▶ _OBJECTIVE_: All records should be reproduced verbatim.

▶ _DATA SUPPLIED_:
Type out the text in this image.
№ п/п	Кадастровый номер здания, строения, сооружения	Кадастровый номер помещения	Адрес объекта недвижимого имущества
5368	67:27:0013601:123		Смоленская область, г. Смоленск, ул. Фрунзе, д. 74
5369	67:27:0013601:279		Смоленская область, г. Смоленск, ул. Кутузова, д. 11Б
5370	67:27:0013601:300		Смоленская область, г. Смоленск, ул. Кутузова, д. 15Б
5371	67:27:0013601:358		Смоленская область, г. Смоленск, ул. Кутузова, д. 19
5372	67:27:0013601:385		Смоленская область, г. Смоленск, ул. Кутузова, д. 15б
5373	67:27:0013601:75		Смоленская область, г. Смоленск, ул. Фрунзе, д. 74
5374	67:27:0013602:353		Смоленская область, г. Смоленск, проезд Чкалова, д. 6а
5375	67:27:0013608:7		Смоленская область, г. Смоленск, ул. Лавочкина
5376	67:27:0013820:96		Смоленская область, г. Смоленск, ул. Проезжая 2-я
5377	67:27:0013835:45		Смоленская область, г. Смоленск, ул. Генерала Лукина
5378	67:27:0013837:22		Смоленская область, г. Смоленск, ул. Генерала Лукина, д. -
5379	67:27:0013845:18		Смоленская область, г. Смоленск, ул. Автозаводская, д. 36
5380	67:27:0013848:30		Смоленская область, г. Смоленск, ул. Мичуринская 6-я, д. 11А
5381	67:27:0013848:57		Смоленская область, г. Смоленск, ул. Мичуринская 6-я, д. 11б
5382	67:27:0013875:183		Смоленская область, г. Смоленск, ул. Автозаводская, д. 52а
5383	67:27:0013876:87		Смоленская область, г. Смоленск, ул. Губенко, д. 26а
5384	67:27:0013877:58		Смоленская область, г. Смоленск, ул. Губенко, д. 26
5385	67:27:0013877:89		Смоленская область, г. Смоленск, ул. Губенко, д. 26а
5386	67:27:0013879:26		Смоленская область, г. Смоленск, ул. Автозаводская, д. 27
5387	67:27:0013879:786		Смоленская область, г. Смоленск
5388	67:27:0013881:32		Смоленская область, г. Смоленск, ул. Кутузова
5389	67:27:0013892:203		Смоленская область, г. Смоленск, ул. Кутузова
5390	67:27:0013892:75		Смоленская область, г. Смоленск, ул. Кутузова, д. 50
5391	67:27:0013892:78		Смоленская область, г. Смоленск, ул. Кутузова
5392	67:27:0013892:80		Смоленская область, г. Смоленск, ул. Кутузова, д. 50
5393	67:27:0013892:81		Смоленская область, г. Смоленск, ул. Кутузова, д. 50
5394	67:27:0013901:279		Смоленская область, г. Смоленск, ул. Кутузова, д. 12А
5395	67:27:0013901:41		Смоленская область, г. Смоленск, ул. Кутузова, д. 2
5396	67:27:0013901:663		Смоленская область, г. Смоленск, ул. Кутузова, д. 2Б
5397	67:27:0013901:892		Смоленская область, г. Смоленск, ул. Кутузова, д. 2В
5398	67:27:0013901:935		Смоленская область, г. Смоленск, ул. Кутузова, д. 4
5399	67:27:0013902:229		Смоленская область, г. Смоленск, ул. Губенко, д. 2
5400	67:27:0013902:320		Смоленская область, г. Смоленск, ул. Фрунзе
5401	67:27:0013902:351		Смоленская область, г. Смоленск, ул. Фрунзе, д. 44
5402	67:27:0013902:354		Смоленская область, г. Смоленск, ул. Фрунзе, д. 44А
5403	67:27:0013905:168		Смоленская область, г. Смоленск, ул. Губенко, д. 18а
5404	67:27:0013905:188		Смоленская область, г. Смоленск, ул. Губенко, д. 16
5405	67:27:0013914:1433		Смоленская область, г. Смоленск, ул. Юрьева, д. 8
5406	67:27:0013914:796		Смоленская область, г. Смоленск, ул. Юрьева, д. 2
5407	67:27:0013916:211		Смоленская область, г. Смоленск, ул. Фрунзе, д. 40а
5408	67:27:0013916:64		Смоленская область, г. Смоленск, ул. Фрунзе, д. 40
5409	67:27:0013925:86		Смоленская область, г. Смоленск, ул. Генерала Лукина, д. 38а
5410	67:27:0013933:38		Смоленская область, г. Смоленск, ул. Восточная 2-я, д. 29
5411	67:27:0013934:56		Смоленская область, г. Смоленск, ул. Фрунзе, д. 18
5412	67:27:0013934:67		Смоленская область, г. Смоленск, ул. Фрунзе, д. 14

▶ _THE RESPONSE_:
Type out the text in this image.
№ п/п	Кадастровый номер здания, строения, сооружения	Кадастровый номер помещения	Адрес объекта недвижимого имущества
5368	67:27:0013601:123		Смоленская область, г. Смоленск, ул. Фрунзе, д. 74
5369	67:27:0013601:279		Смоленская область, г. Смоленск, ул. Кутузова, д. 11Б
5370	67:27:0013601:300		Смоленская область, г. Смоленск, ул. Кутузова, д. 15Б
5371	67:27:0013601:358		Смоленская область, г. Смоленск, ул. Кутузова, д. 19
5372	67:27:0013601:385		Смоленская область, г. Смоленск, ул. Кутузова, д. 15б
5373	67:27:0013601:75		Смоленская область, г. Смоленск, ул. Фрунзе, д. 74
5374	67:27:0013602:353		Смоленская область, г. Смоленск, проезд Чкалова, д. 6а
5375	67:27:0013608:7		Смоленская область, г. Смоленск, ул. Лавочкина
5376	67:27:0013820:96		Смоленская область, г. Смоленск, ул. Проезжая 2-я
5377	67:27:0013835:45		Смоленская область, г. Смоленск, ул. Генерала Лукина
5378	67:27:0013837:22		Смоленская область, г. Смоленск, ул. Генерала Лукина, д. -
5379	67:27:0013845:18		Смоленская область, г. Смоленск, ул. Автозаводская, д. 36
5380	67:27:0013848:30		Смоленская область, г. Смоленск, ул. Мичуринская 6-я, д. 11А
5381	67:27:0013848:57		Смоленская область, г. Смоленск, ул. Мичуринская 6-я, д. 11б
5382	67:27:0013875:183		Смоленская область, г. Смоленск, ул. Автозаводская, д. 52а
5383	67:27:0013876:87		Смоленская область, г. Смоленск, ул. Губенко, д. 26а
5384	67:27:0013877:58		Смоленская область, г. Смоленск, ул. Губенко, д. 26
5385	67:27:0013877:89		Смоленская область, г. Смоленск, ул. Губенко, д. 26а
5386	67:27:0013879:26		Смоленская область, г. Смоленск, ул. Автозаводская, д. 27
5387	67:27:0013879:786		Смоленская область, г. Смоленск
5388	67:27:0013881:32		Смоленская область, г. Смоленск, ул. Кутузова
5389	67:27:0013892:203		Смоленская область, г. Смоленск, ул. Кутузова
5390	67:27:0013892:75		Смоленская область, г. Смоленск, ул. Кутузова, д. 50
5391	67:27:0013892:78		Смоленская область, г. Смоленск, ул. Кутузова
5392	67:27:0013892:80		Смоленская область, г. Смоленск, ул. Кутузова, д. 50
5393	67:27:0013892:81		Смоленская область, г. Смоленск, ул. Кутузова, д. 50
5394	67:27:0013901:279		Смоленская область, г. Смоленск, ул. Кутузова, д. 12А
5395	67:27:0013901:41		Смоленская область, г. Смоленск, ул. Кутузова, д. 2
5396	67:27:0013901:663		Смоленская область, г. Смоленск, ул. Кутузова, д. 2Б
5397	67:27:0013901:892		Смоленская область, г. Смоленск, ул. Кутузова, д. 2В
5398	67:27:0013901:935		Смоленская область, г. Смоленск, ул. Кутузова, д. 4
5399	67:27:0013902:229		Смоленская область, г. Смоленск, ул. Губенко, д. 2
5400	67:27:0013902:320		Смоленская область, г. Смоленск, ул. Фрунзе
5401	67:27:0013902:351		Смоленская область, г. Смоленск, ул. Фрунзе, д. 44
5402	67:27:0013902:354		Смоленская область, г. Смоленск, ул. Фрунзе, д. 44А
5403	67:27:0013905:168		Смоленская область, г. Смоленск, ул. Губенко, д. 18а
5404	67:27:0013905:188		Смоленская область, г. Смоленск, ул. Губенко, д. 16
5405	67:27:0013914:1433		Смоленская область, г. Смоленск, ул. Юрьева, д. 8
5406	67:27:0013914:796		Смоленская область, г. Смоленск, ул. Юрьева, д. 2
5407	67:27:0013916:211		Смоленская область, г. Смоленск, ул. Фрунзе, д. 40а
5408	67:27:0013916:64		Смоленская область, г. Смоленск, ул. Фрунзе, д. 40
5409	67:27:0013925:86		Смоленская область, г. Смоленск, ул. Генерала Лукина, д. 38а
5410	67:27:0013933:38		Смоленская область, г. Смоленск, ул. Восточная 2-я, д. 29
5411	67:27:0013934:56		Смоленская область, г. Смоленск, ул. Фрунзе, д. 18
5412	67:27:0013934:67		Смоленская область, г. Смоленск, ул. Фрунзе, д. 14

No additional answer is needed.